+++ Data shown +++

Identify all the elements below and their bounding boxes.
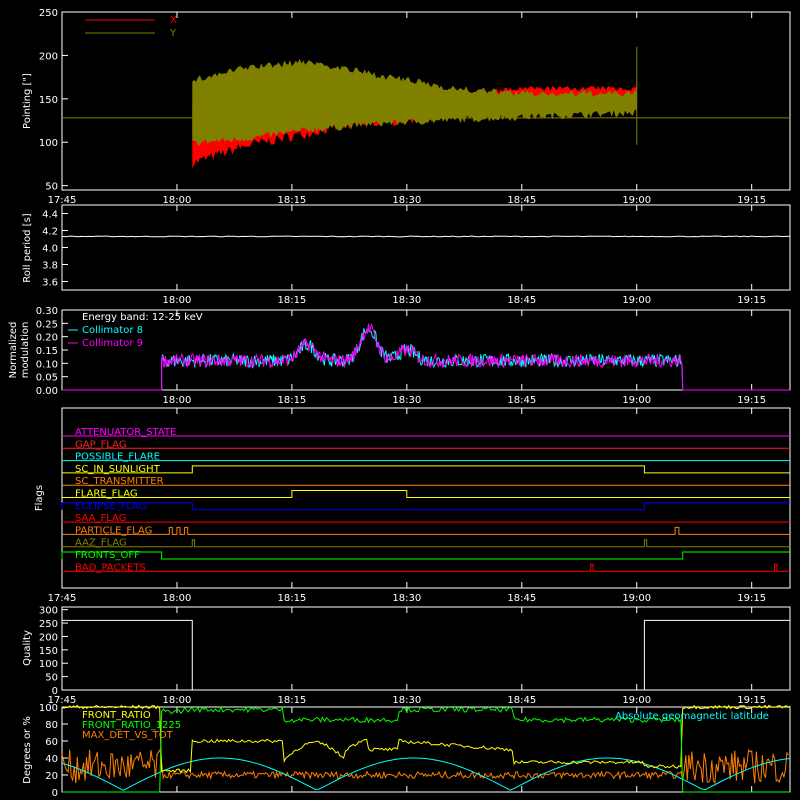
flags-ylabel: Flags (34, 485, 45, 511)
x-tick-label: 18:00 (163, 593, 192, 604)
y-tick-label: 0.05 (36, 373, 58, 384)
x-tick-label: 18:15 (277, 593, 306, 604)
x-tick-label: 19:00 (622, 295, 651, 306)
x-tick-label: 19:00 (622, 593, 651, 604)
y-tick-label: 100 (39, 659, 58, 670)
y-tick-label: 40 (45, 754, 58, 765)
y-tick-label: 200 (39, 632, 58, 643)
modulation-ylabel-2: modulation (20, 322, 31, 379)
y-tick-label: 100 (39, 138, 58, 149)
series-band-y (192, 58, 637, 146)
x-tick-label: 19:15 (737, 593, 766, 604)
x-tick-label: 18:15 (277, 195, 306, 206)
x-tick-label: 18:30 (392, 695, 421, 706)
y-tick-label: 80 (45, 720, 58, 731)
flag-line (61, 502, 790, 511)
y-tick-label: 0 (52, 686, 58, 697)
roll-ylabel: Roll period [s] (22, 213, 33, 282)
x-tick-label: 18:15 (277, 295, 306, 306)
flags-panel: 17:45 18:00 18:15 18:30 18:45 19:00 19:15 ATTE… (34, 407, 791, 604)
x-tick-label: 18:00 (163, 395, 192, 406)
x-tick-label: 18:45 (507, 593, 536, 604)
y-tick-label: 150 (39, 646, 58, 657)
y-tick-label: 0.25 (36, 319, 58, 330)
y-tick-label: 50 (45, 673, 58, 684)
y-tick-label: 250 (39, 619, 58, 630)
quality-line (62, 619, 790, 691)
y-tick-label: 4.2 (42, 227, 58, 238)
x-tick-label: 18:45 (507, 395, 536, 406)
x-tick-label: 19:15 (737, 395, 766, 406)
y-tick-label: 100 (39, 703, 58, 714)
y-tick-label: 0.20 (36, 333, 58, 344)
x-tick-label: 18:30 (392, 295, 421, 306)
x-tick-label: 19:15 (737, 295, 766, 306)
flag-line (61, 551, 790, 560)
x-tick-label: 18:15 (277, 695, 306, 706)
x-tick-label: 18:45 (507, 695, 536, 706)
x-tick-label: 17:45 (48, 593, 77, 604)
x-tick-label: 17:45 (48, 195, 77, 206)
flag-line (62, 563, 790, 572)
x-tick-label: 19:15 (737, 695, 766, 706)
y-tick-label: 0.10 (36, 359, 58, 370)
y-tick-label: 0.15 (36, 346, 58, 357)
pointing-legend: X Y (85, 15, 177, 39)
y-tick-label: 200 (39, 51, 58, 62)
legend-x: X (170, 15, 177, 26)
y-tick-label: 0.30 (36, 306, 58, 317)
y-tick-label: 4.4 (42, 210, 58, 221)
y-tick-label: 50 (45, 182, 58, 193)
modulation-panel: 18:00 18:15 18:30 18:45 19:00 19:15 0.00 0.05 0.… (8, 306, 791, 406)
x-tick-label: 18:45 (507, 195, 536, 206)
x-tick-label: 18:30 (392, 195, 421, 206)
x-tick-label: 19:00 (622, 695, 651, 706)
quality-panel: 17:45 18:00 18:15 18:30 18:45 19:00 19:1505010… (22, 606, 791, 706)
flag-line (62, 526, 790, 535)
y-tick-label: 3.8 (42, 261, 58, 272)
x-tick-label: 19:15 (737, 195, 766, 206)
roll-period-line (61, 235, 791, 238)
y-tick-label: 0 (52, 788, 58, 799)
roll-panel: 18:00 18:15 18:30 18:45 19:00 19:15 3.6 3.8 4.0 4… (22, 204, 791, 306)
flag-line (62, 539, 790, 548)
modulation-ylabel-1: Normalized (8, 322, 19, 379)
y-tick-label: 60 (45, 737, 58, 748)
x-tick-label: 18:45 (507, 295, 536, 306)
chart-figure: 17:45 18:00 18:15 18:30 18:45 19:00 19:15 50 100… (8, 8, 791, 799)
ratios-ylabel: Degrees or % (22, 716, 33, 784)
x-tick-label: 18:30 (392, 593, 421, 604)
y-tick-label: 150 (39, 95, 58, 106)
y-tick-label: 300 (39, 606, 58, 617)
modulation-legend-title: Energy band: 12-25 keV (82, 312, 203, 323)
legend-max-det: MAX_DET_VS_TOT (82, 730, 174, 741)
x-tick-label: 18:00 (163, 295, 192, 306)
legend-collimator-8: Collimator 8 (82, 325, 143, 336)
pointing-panel: 17:45 18:00 18:15 18:30 18:45 19:00 19:15 50 100… (22, 8, 791, 206)
x-tick-label: 18:00 (163, 195, 192, 206)
geomag-latitude-label: Absolute geomagnetic latitude (615, 711, 769, 722)
x-tick-label: 19:00 (622, 195, 651, 206)
pointing-ylabel: Pointing ["] (22, 73, 33, 129)
y-tick-label: 20 (45, 771, 58, 782)
y-tick-label: 0.00 (36, 386, 58, 397)
x-tick-label: 18:30 (392, 395, 421, 406)
y-tick-label: 3.6 (42, 278, 58, 289)
quality-ylabel: Quality (22, 630, 33, 666)
y-tick-label: 250 (39, 8, 58, 19)
x-tick-label: 18:00 (163, 695, 192, 706)
y-tick-label: 4.0 (42, 244, 58, 255)
x-tick-label: 18:15 (277, 395, 306, 406)
flag-line (62, 465, 790, 474)
ratios-panel: 020406080100 Degrees or % FRONT_RATIO FR… (22, 703, 791, 799)
legend-y: Y (169, 28, 177, 39)
flag-line (62, 490, 790, 498)
x-tick-label: 19:00 (622, 395, 651, 406)
legend-collimator-9: Collimator 9 (82, 338, 143, 349)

+++

Your goal:
Reproduce every item above word for word, omitting the pictures.

Result of this task:
Identify all the elements below and their bounding boxes.
flags-ylabel: Flags (34, 485, 45, 511)
x-tick-label: 18:00 (163, 593, 192, 604)
y-tick-label: 0.05 (36, 373, 58, 384)
x-tick-label: 18:15 (277, 593, 306, 604)
x-tick-label: 19:00 (622, 295, 651, 306)
x-tick-label: 19:00 (622, 593, 651, 604)
y-tick-label: 100 (39, 659, 58, 670)
y-tick-label: 40 (45, 754, 58, 765)
y-tick-label: 200 (39, 632, 58, 643)
modulation-ylabel-2: modulation (20, 322, 31, 379)
y-tick-label: 100 (39, 138, 58, 149)
series-band-y (192, 58, 637, 146)
x-tick-label: 19:15 (737, 593, 766, 604)
x-tick-label: 18:15 (277, 195, 306, 206)
x-tick-label: 18:30 (392, 695, 421, 706)
y-tick-label: 80 (45, 720, 58, 731)
flag-line (61, 502, 790, 511)
y-tick-label: 0 (52, 686, 58, 697)
roll-ylabel: Roll period [s] (22, 213, 33, 282)
x-tick-label: 18:15 (277, 295, 306, 306)
flags-panel: 17:45 18:00 18:15 18:30 18:45 19:00 19:15 ATTE… (34, 407, 791, 604)
x-tick-label: 18:00 (163, 395, 192, 406)
x-tick-label: 18:45 (507, 593, 536, 604)
y-tick-label: 150 (39, 646, 58, 657)
y-tick-label: 0.25 (36, 319, 58, 330)
y-tick-label: 50 (45, 673, 58, 684)
y-tick-label: 250 (39, 619, 58, 630)
quality-line (62, 619, 790, 691)
y-tick-label: 4.2 (42, 227, 58, 238)
x-tick-label: 18:45 (507, 395, 536, 406)
x-tick-label: 19:15 (737, 395, 766, 406)
y-tick-label: 100 (39, 703, 58, 714)
y-tick-label: 0.20 (36, 333, 58, 344)
x-tick-label: 18:30 (392, 295, 421, 306)
x-tick-label: 19:15 (737, 295, 766, 306)
flag-line (61, 551, 790, 560)
x-tick-label: 18:15 (277, 695, 306, 706)
x-tick-label: 18:45 (507, 695, 536, 706)
x-tick-label: 17:45 (48, 593, 77, 604)
x-tick-label: 17:45 (48, 195, 77, 206)
flag-line (62, 563, 790, 572)
x-tick-label: 19:15 (737, 695, 766, 706)
y-tick-label: 0.10 (36, 359, 58, 370)
y-tick-label: 0.15 (36, 346, 58, 357)
pointing-legend: X Y (85, 15, 177, 39)
y-tick-label: 200 (39, 51, 58, 62)
legend-x: X (170, 15, 177, 26)
y-tick-label: 0.30 (36, 306, 58, 317)
y-tick-label: 4.4 (42, 210, 58, 221)
y-tick-label: 50 (45, 182, 58, 193)
modulation-panel: 18:00 18:15 18:30 18:45 19:00 19:15 0.00 0.05 0.… (8, 306, 791, 406)
x-tick-label: 18:45 (507, 195, 536, 206)
x-tick-label: 18:30 (392, 195, 421, 206)
x-tick-label: 19:00 (622, 695, 651, 706)
quality-panel: 17:45 18:00 18:15 18:30 18:45 19:00 19:1505010… (22, 606, 791, 706)
flag-line (62, 526, 790, 535)
y-tick-label: 3.8 (42, 261, 58, 272)
x-tick-label: 19:15 (737, 195, 766, 206)
roll-period-line (61, 235, 791, 238)
y-tick-label: 0 (52, 788, 58, 799)
roll-panel: 18:00 18:15 18:30 18:45 19:00 19:15 3.6 3.8 4.0 4… (22, 204, 791, 306)
flag-line (62, 539, 790, 548)
modulation-ylabel-1: Normalized (8, 322, 19, 379)
y-tick-label: 60 (45, 737, 58, 748)
x-tick-label: 18:45 (507, 295, 536, 306)
chart-figure: 17:45 18:00 18:15 18:30 18:45 19:00 19:15 50 100… (8, 8, 791, 799)
ratios-ylabel: Degrees or % (22, 716, 33, 784)
x-tick-label: 18:30 (392, 593, 421, 604)
y-tick-label: 150 (39, 95, 58, 106)
y-tick-label: 300 (39, 606, 58, 617)
modulation-legend-title: Energy band: 12-25 keV (82, 312, 203, 323)
legend-max-det: MAX_DET_VS_TOT (82, 730, 174, 741)
x-tick-label: 18:00 (163, 295, 192, 306)
legend-collimator-8: Collimator 8 (82, 325, 143, 336)
pointing-panel: 17:45 18:00 18:15 18:30 18:45 19:00 19:15 50 100… (22, 8, 791, 206)
x-tick-label: 18:00 (163, 195, 192, 206)
geomag-latitude-label: Absolute geomagnetic latitude (615, 711, 769, 722)
x-tick-label: 19:00 (622, 195, 651, 206)
pointing-ylabel: Pointing ["] (22, 73, 33, 129)
y-tick-label: 20 (45, 771, 58, 782)
y-tick-label: 0.00 (36, 386, 58, 397)
x-tick-label: 18:30 (392, 395, 421, 406)
y-tick-label: 3.6 (42, 278, 58, 289)
quality-ylabel: Quality (22, 630, 33, 666)
y-tick-label: 250 (39, 8, 58, 19)
x-tick-label: 18:00 (163, 695, 192, 706)
y-tick-label: 4.0 (42, 244, 58, 255)
x-tick-label: 18:15 (277, 395, 306, 406)
flag-line (62, 465, 790, 474)
ratios-panel: 020406080100 Degrees or % FRONT_RATIO FR… (22, 703, 791, 799)
legend-y: Y (169, 28, 177, 39)
flag-line (62, 490, 790, 498)
x-tick-label: 19:00 (622, 395, 651, 406)
legend-collimator-9: Collimator 9 (82, 338, 143, 349)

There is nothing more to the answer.